GIVEN INSTRUCTION =>
Retype the listing that follows, word for word.
________________
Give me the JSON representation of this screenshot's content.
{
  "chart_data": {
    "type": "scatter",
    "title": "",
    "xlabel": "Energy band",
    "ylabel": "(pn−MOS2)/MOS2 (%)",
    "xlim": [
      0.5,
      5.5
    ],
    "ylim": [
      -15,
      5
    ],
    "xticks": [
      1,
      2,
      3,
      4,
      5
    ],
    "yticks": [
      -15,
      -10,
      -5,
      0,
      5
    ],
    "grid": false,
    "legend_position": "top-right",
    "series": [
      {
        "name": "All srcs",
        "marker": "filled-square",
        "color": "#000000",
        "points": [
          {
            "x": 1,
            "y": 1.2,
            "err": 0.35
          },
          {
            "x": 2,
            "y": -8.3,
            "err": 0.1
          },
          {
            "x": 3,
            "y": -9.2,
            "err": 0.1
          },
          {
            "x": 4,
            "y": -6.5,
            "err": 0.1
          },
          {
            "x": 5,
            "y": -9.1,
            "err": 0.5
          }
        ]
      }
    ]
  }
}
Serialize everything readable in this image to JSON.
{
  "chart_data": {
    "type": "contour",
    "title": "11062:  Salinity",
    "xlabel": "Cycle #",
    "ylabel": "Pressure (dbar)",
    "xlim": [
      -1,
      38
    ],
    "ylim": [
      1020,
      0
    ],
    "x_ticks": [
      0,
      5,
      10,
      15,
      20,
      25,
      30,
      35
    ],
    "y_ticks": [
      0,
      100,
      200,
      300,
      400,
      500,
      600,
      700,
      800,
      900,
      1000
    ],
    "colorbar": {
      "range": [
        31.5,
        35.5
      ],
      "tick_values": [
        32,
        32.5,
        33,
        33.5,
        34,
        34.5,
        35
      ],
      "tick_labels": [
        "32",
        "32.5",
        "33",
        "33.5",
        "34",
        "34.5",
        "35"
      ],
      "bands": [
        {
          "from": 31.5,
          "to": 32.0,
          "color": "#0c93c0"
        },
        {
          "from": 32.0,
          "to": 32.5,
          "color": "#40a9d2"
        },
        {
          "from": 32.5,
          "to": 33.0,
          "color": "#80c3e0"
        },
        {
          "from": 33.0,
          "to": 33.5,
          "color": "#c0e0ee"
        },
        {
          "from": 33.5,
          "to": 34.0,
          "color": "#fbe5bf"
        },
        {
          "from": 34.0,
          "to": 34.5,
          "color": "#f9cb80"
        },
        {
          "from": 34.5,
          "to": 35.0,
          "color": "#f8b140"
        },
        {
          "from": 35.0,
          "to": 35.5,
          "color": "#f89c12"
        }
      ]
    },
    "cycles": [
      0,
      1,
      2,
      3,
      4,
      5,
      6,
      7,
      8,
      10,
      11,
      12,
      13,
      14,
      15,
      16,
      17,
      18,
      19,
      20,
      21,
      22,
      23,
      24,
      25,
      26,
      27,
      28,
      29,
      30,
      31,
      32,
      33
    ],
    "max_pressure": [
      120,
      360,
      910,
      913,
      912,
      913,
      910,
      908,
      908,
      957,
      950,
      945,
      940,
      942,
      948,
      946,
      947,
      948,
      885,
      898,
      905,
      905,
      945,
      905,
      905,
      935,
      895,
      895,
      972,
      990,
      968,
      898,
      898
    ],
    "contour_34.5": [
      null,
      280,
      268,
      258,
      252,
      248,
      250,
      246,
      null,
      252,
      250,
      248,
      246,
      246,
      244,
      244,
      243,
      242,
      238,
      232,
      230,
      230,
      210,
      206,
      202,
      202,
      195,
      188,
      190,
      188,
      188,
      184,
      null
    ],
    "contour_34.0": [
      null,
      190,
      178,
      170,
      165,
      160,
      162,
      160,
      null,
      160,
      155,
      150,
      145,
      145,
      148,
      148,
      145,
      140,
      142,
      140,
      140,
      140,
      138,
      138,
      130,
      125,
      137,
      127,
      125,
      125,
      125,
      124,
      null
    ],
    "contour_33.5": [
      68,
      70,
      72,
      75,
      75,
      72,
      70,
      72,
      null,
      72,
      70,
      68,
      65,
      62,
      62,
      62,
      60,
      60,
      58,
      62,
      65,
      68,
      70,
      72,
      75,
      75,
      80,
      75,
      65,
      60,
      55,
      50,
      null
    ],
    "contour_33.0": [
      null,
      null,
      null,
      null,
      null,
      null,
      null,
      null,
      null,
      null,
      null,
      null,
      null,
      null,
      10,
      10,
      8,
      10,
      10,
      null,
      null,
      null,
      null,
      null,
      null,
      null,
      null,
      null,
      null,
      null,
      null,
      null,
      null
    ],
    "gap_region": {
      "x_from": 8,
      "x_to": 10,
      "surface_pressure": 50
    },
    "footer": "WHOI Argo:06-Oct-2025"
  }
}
________________
REPLY TO THE EXERCISE =>
Give me the JSON representation of this screenshot's content.
{
  "chart_data": {
    "type": "scatter",
    "title": "",
    "xlabel": "Energy band",
    "ylabel": "(pn−MOS2)/MOS2 (%)",
    "xlim": [
      0.5,
      5.5
    ],
    "ylim": [
      -15,
      5
    ],
    "xticks": [
      1,
      2,
      3,
      4,
      5
    ],
    "yticks": [
      -15,
      -10,
      -5,
      0,
      5
    ],
    "grid": false,
    "legend_position": "top-right",
    "series": [
      {
        "name": "All srcs",
        "marker": "filled-square",
        "color": "#000000",
        "points": [
          {
            "x": 1,
            "y": 1.2,
            "err": 0.35
          },
          {
            "x": 2,
            "y": -8.3,
            "err": 0.1
          },
          {
            "x": 3,
            "y": -9.2,
            "err": 0.1
          },
          {
            "x": 4,
            "y": -6.5,
            "err": 0.1
          },
          {
            "x": 5,
            "y": -9.1,
            "err": 0.5
          }
        ]
      }
    ]
  }
}
Serialize everything readable in this image to JSON.
{
  "chart_data": {
    "type": "contour",
    "title": "11062:  Salinity",
    "xlabel": "Cycle #",
    "ylabel": "Pressure (dbar)",
    "xlim": [
      -1,
      38
    ],
    "ylim": [
      1020,
      0
    ],
    "x_ticks": [
      0,
      5,
      10,
      15,
      20,
      25,
      30,
      35
    ],
    "y_ticks": [
      0,
      100,
      200,
      300,
      400,
      500,
      600,
      700,
      800,
      900,
      1000
    ],
    "colorbar": {
      "range": [
        31.5,
        35.5
      ],
      "tick_values": [
        32,
        32.5,
        33,
        33.5,
        34,
        34.5,
        35
      ],
      "tick_labels": [
        "32",
        "32.5",
        "33",
        "33.5",
        "34",
        "34.5",
        "35"
      ],
      "bands": [
        {
          "from": 31.5,
          "to": 32.0,
          "color": "#0c93c0"
        },
        {
          "from": 32.0,
          "to": 32.5,
          "color": "#40a9d2"
        },
        {
          "from": 32.5,
          "to": 33.0,
          "color": "#80c3e0"
        },
        {
          "from": 33.0,
          "to": 33.5,
          "color": "#c0e0ee"
        },
        {
          "from": 33.5,
          "to": 34.0,
          "color": "#fbe5bf"
        },
        {
          "from": 34.0,
          "to": 34.5,
          "color": "#f9cb80"
        },
        {
          "from": 34.5,
          "to": 35.0,
          "color": "#f8b140"
        },
        {
          "from": 35.0,
          "to": 35.5,
          "color": "#f89c12"
        }
      ]
    },
    "cycles": [
      0,
      1,
      2,
      3,
      4,
      5,
      6,
      7,
      8,
      10,
      11,
      12,
      13,
      14,
      15,
      16,
      17,
      18,
      19,
      20,
      21,
      22,
      23,
      24,
      25,
      26,
      27,
      28,
      29,
      30,
      31,
      32,
      33
    ],
    "max_pressure": [
      120,
      360,
      910,
      913,
      912,
      913,
      910,
      908,
      908,
      957,
      950,
      945,
      940,
      942,
      948,
      946,
      947,
      948,
      885,
      898,
      905,
      905,
      945,
      905,
      905,
      935,
      895,
      895,
      972,
      990,
      968,
      898,
      898
    ],
    "contour_34.5": [
      null,
      280,
      268,
      258,
      252,
      248,
      250,
      246,
      null,
      252,
      250,
      248,
      246,
      246,
      244,
      244,
      243,
      242,
      238,
      232,
      230,
      230,
      210,
      206,
      202,
      202,
      195,
      188,
      190,
      188,
      188,
      184,
      null
    ],
    "contour_34.0": [
      null,
      190,
      178,
      170,
      165,
      160,
      162,
      160,
      null,
      160,
      155,
      150,
      145,
      145,
      148,
      148,
      145,
      140,
      142,
      140,
      140,
      140,
      138,
      138,
      130,
      125,
      137,
      127,
      125,
      125,
      125,
      124,
      null
    ],
    "contour_33.5": [
      68,
      70,
      72,
      75,
      75,
      72,
      70,
      72,
      null,
      72,
      70,
      68,
      65,
      62,
      62,
      62,
      60,
      60,
      58,
      62,
      65,
      68,
      70,
      72,
      75,
      75,
      80,
      75,
      65,
      60,
      55,
      50,
      null
    ],
    "contour_33.0": [
      null,
      null,
      null,
      null,
      null,
      null,
      null,
      null,
      null,
      null,
      null,
      null,
      null,
      null,
      10,
      10,
      8,
      10,
      10,
      null,
      null,
      null,
      null,
      null,
      null,
      null,
      null,
      null,
      null,
      null,
      null,
      null,
      null
    ],
    "gap_region": {
      "x_from": 8,
      "x_to": 10,
      "surface_pressure": 50
    },
    "footer": "WHOI Argo:06-Oct-2025"
  }
}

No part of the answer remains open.